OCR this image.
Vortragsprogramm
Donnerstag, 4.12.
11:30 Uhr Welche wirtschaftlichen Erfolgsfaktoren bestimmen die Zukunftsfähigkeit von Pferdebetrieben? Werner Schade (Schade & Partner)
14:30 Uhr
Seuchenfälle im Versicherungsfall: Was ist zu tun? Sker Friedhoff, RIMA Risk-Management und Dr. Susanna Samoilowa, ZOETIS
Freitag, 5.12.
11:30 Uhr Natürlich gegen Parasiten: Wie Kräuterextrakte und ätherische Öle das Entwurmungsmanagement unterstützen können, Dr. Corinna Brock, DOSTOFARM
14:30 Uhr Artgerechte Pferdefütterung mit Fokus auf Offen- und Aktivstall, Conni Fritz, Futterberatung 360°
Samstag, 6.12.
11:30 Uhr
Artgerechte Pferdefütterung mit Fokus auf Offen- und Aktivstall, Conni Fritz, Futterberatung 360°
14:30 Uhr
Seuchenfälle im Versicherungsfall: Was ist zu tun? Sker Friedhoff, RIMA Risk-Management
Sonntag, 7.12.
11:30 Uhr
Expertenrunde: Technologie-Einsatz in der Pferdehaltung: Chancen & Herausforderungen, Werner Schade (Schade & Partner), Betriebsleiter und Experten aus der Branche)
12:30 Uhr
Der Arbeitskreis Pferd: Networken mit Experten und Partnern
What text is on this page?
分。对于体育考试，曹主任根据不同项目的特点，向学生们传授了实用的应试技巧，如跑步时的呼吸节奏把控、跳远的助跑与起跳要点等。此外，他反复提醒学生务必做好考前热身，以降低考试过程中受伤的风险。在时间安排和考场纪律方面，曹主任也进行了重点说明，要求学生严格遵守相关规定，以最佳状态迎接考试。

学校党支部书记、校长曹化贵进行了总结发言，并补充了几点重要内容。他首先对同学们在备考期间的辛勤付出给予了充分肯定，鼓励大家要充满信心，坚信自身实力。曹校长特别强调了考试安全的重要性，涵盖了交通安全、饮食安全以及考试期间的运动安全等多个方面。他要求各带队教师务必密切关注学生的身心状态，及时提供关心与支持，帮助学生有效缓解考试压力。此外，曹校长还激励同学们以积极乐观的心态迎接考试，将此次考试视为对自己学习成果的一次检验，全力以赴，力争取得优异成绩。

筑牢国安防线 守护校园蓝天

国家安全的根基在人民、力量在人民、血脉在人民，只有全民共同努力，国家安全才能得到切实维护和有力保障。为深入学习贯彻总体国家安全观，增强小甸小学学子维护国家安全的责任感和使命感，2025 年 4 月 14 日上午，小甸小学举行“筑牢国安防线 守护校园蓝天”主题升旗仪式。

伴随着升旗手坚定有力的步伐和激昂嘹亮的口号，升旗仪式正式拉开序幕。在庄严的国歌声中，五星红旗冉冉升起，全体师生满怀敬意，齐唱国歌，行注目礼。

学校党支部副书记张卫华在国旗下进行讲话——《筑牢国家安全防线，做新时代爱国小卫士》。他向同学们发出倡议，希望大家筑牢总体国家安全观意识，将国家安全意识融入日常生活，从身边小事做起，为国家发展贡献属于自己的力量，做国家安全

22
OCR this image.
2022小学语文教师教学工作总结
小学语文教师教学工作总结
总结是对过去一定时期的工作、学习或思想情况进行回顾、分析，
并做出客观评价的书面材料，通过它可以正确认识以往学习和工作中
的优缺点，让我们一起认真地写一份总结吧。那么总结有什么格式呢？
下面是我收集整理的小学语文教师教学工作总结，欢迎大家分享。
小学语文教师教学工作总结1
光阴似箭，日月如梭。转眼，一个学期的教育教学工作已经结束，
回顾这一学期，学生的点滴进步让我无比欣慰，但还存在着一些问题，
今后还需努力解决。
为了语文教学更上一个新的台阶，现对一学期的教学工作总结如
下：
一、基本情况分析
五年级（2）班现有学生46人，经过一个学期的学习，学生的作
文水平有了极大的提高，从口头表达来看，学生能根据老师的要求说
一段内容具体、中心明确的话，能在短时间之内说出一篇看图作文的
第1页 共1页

**OBJECTIVE**
Give only the count of lines in which the string "Offen" appears.

**WRITTEN SOLUTION**
2